* _Information supplied_:
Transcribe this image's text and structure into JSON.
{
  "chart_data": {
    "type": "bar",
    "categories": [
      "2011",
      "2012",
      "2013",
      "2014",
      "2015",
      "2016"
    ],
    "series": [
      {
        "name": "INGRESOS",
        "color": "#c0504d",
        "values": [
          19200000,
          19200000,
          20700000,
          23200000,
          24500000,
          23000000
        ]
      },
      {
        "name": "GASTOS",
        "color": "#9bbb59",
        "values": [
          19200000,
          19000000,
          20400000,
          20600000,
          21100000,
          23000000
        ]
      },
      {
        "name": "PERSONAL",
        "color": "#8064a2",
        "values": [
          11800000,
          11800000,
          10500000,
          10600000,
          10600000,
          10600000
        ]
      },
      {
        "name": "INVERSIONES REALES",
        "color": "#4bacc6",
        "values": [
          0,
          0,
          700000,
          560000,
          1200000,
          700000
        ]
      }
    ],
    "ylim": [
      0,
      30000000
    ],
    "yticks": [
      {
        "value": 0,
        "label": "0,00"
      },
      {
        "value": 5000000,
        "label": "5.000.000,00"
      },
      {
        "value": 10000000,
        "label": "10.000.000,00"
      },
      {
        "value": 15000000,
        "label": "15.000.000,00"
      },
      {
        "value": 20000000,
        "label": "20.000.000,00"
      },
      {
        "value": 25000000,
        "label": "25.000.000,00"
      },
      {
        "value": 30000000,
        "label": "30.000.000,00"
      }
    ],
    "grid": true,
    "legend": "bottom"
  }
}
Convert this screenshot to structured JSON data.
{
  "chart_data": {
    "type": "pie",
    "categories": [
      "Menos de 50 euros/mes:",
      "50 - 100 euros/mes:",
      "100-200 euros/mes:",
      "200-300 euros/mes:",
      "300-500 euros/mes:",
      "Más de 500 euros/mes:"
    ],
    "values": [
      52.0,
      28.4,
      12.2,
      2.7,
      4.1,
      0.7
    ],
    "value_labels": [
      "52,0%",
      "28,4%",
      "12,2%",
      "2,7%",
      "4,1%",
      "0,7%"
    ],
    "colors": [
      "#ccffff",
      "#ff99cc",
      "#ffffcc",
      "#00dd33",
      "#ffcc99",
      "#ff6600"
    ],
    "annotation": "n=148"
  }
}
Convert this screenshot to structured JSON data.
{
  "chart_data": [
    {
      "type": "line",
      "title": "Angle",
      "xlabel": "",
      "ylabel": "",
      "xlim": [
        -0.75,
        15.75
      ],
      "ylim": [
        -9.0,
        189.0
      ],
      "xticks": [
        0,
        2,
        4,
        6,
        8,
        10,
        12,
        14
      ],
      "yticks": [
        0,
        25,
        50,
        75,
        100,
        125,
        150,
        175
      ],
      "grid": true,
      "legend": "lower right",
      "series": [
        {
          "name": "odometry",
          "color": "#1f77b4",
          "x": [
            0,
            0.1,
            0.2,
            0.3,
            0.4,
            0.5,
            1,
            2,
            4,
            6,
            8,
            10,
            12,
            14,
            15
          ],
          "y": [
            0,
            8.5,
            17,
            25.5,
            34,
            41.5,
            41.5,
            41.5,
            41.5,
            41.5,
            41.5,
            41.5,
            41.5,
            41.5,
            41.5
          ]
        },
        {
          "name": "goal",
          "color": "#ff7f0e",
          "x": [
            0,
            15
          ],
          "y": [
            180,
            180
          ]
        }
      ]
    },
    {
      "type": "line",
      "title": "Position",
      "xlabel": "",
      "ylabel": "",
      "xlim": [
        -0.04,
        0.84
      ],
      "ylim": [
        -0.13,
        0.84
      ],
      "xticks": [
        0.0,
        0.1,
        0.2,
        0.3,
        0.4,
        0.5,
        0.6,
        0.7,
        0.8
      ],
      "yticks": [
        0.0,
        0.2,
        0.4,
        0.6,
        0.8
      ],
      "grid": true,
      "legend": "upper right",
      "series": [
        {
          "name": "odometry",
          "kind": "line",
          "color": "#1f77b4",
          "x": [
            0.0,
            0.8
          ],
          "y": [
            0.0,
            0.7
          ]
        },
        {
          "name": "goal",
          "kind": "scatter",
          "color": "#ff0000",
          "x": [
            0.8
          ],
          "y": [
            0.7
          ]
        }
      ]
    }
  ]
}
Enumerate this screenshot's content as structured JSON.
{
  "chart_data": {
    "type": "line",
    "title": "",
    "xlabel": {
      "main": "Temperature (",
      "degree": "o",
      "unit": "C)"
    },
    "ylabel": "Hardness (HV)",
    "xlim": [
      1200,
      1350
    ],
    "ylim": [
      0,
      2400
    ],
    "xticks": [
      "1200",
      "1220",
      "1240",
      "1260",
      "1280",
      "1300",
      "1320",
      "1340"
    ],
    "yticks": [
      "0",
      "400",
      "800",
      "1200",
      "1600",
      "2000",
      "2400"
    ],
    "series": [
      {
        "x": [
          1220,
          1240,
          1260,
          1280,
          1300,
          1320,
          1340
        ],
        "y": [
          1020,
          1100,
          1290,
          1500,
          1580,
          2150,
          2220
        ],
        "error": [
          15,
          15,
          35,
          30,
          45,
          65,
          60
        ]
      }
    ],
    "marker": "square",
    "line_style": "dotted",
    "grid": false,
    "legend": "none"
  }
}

* _What the task requires_: Working from the material above, retype it in its entirety without change.

* _Problem solution_:
Transcribe this image's text and structure into JSON.
{
  "chart_data": {
    "type": "bar",
    "categories": [
      "2011",
      "2012",
      "2013",
      "2014",
      "2015",
      "2016"
    ],
    "series": [
      {
        "name": "INGRESOS",
        "color": "#c0504d",
        "values": [
          19200000,
          19200000,
          20700000,
          23200000,
          24500000,
          23000000
        ]
      },
      {
        "name": "GASTOS",
        "color": "#9bbb59",
        "values": [
          19200000,
          19000000,
          20400000,
          20600000,
          21100000,
          23000000
        ]
      },
      {
        "name": "PERSONAL",
        "color": "#8064a2",
        "values": [
          11800000,
          11800000,
          10500000,
          10600000,
          10600000,
          10600000
        ]
      },
      {
        "name": "INVERSIONES REALES",
        "color": "#4bacc6",
        "values": [
          0,
          0,
          700000,
          560000,
          1200000,
          700000
        ]
      }
    ],
    "ylim": [
      0,
      30000000
    ],
    "yticks": [
      {
        "value": 0,
        "label": "0,00"
      },
      {
        "value": 5000000,
        "label": "5.000.000,00"
      },
      {
        "value": 10000000,
        "label": "10.000.000,00"
      },
      {
        "value": 15000000,
        "label": "15.000.000,00"
      },
      {
        "value": 20000000,
        "label": "20.000.000,00"
      },
      {
        "value": 25000000,
        "label": "25.000.000,00"
      },
      {
        "value": 30000000,
        "label": "30.000.000,00"
      }
    ],
    "grid": true,
    "legend": "bottom"
  }
}
Convert this screenshot to structured JSON data.
{
  "chart_data": {
    "type": "pie",
    "categories": [
      "Menos de 50 euros/mes:",
      "50 - 100 euros/mes:",
      "100-200 euros/mes:",
      "200-300 euros/mes:",
      "300-500 euros/mes:",
      "Más de 500 euros/mes:"
    ],
    "values": [
      52.0,
      28.4,
      12.2,
      2.7,
      4.1,
      0.7
    ],
    "value_labels": [
      "52,0%",
      "28,4%",
      "12,2%",
      "2,7%",
      "4,1%",
      "0,7%"
    ],
    "colors": [
      "#ccffff",
      "#ff99cc",
      "#ffffcc",
      "#00dd33",
      "#ffcc99",
      "#ff6600"
    ],
    "annotation": "n=148"
  }
}
Convert this screenshot to structured JSON data.
{
  "chart_data": [
    {
      "type": "line",
      "title": "Angle",
      "xlabel": "",
      "ylabel": "",
      "xlim": [
        -0.75,
        15.75
      ],
      "ylim": [
        -9.0,
        189.0
      ],
      "xticks": [
        0,
        2,
        4,
        6,
        8,
        10,
        12,
        14
      ],
      "yticks": [
        0,
        25,
        50,
        75,
        100,
        125,
        150,
        175
      ],
      "grid": true,
      "legend": "lower right",
      "series": [
        {
          "name": "odometry",
          "color": "#1f77b4",
          "x": [
            0,
            0.1,
            0.2,
            0.3,
            0.4,
            0.5,
            1,
            2,
            4,
            6,
            8,
            10,
            12,
            14,
            15
          ],
          "y": [
            0,
            8.5,
            17,
            25.5,
            34,
            41.5,
            41.5,
            41.5,
            41.5,
            41.5,
            41.5,
            41.5,
            41.5,
            41.5,
            41.5
          ]
        },
        {
          "name": "goal",
          "color": "#ff7f0e",
          "x": [
            0,
            15
          ],
          "y": [
            180,
            180
          ]
        }
      ]
    },
    {
      "type": "line",
      "title": "Position",
      "xlabel": "",
      "ylabel": "",
      "xlim": [
        -0.04,
        0.84
      ],
      "ylim": [
        -0.13,
        0.84
      ],
      "xticks": [
        0.0,
        0.1,
        0.2,
        0.3,
        0.4,
        0.5,
        0.6,
        0.7,
        0.8
      ],
      "yticks": [
        0.0,
        0.2,
        0.4,
        0.6,
        0.8
      ],
      "grid": true,
      "legend": "upper right",
      "series": [
        {
          "name": "odometry",
          "kind": "line",
          "color": "#1f77b4",
          "x": [
            0.0,
            0.8
          ],
          "y": [
            0.0,
            0.7
          ]
        },
        {
          "name": "goal",
          "kind": "scatter",
          "color": "#ff0000",
          "x": [
            0.8
          ],
          "y": [
            0.7
          ]
        }
      ]
    }
  ]
}
Enumerate this screenshot's content as structured JSON.
{
  "chart_data": {
    "type": "line",
    "title": "",
    "xlabel": {
      "main": "Temperature (",
      "degree": "o",
      "unit": "C)"
    },
    "ylabel": "Hardness (HV)",
    "xlim": [
      1200,
      1350
    ],
    "ylim": [
      0,
      2400
    ],
    "xticks": [
      "1200",
      "1220",
      "1240",
      "1260",
      "1280",
      "1300",
      "1320",
      "1340"
    ],
    "yticks": [
      "0",
      "400",
      "800",
      "1200",
      "1600",
      "2000",
      "2400"
    ],
    "series": [
      {
        "x": [
          1220,
          1240,
          1260,
          1280,
          1300,
          1320,
          1340
        ],
        "y": [
          1020,
          1100,
          1290,
          1500,
          1580,
          2150,
          2220
        ],
        "error": [
          15,
          15,
          35,
          30,
          45,
          65,
          60
        ]
      }
    ],
    "marker": "square",
    "line_style": "dotted",
    "grid": false,
    "legend": "none"
  }
}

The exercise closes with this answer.